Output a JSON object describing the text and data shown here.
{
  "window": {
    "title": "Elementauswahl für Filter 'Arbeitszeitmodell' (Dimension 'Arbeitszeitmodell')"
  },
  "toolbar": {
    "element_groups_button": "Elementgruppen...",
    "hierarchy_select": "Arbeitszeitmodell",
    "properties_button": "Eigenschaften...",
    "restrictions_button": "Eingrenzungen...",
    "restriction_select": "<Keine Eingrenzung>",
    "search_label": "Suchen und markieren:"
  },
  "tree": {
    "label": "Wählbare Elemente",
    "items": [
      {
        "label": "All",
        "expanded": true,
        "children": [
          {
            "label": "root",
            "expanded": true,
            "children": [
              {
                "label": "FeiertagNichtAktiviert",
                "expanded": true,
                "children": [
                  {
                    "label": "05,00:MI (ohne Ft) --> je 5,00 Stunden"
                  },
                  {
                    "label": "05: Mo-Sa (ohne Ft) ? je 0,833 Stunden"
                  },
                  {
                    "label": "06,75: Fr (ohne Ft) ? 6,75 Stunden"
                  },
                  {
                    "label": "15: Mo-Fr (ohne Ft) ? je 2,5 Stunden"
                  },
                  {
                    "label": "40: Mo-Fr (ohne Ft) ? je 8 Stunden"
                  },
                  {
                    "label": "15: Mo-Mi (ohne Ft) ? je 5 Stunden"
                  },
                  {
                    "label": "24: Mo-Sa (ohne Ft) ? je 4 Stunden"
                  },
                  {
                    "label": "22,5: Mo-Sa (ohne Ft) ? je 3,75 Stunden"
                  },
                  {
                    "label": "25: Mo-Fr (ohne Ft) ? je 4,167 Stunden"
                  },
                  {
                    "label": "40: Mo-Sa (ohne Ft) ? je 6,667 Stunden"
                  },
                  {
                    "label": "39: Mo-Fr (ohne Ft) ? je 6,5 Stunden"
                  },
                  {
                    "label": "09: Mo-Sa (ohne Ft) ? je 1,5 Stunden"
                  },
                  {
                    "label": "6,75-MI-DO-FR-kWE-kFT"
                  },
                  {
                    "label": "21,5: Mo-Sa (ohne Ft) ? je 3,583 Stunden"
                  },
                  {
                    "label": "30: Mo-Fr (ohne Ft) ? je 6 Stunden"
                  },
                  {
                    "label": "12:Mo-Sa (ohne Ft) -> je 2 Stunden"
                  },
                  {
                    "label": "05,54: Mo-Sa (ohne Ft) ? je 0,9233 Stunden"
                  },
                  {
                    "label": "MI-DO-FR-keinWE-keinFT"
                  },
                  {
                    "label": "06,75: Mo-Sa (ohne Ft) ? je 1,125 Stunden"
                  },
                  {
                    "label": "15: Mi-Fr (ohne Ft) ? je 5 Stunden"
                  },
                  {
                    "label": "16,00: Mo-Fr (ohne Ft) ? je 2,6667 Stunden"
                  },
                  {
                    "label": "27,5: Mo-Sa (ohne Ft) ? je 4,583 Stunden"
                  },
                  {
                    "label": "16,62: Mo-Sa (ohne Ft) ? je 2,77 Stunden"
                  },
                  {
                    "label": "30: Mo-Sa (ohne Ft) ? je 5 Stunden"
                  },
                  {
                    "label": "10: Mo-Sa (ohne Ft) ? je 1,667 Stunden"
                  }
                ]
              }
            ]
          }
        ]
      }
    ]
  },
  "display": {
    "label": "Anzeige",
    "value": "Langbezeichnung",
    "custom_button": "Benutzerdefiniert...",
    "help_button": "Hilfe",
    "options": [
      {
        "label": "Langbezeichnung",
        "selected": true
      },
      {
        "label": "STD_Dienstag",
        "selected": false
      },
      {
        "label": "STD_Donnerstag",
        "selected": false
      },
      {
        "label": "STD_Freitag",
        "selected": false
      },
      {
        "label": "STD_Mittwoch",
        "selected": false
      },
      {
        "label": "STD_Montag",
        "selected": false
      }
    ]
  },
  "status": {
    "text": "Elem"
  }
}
* * * * * * * * *
* _TASK GOAL_
Work out how many lines in the records above contain the word "true", and reply with that number alone.

* _FINISHED TASK_
4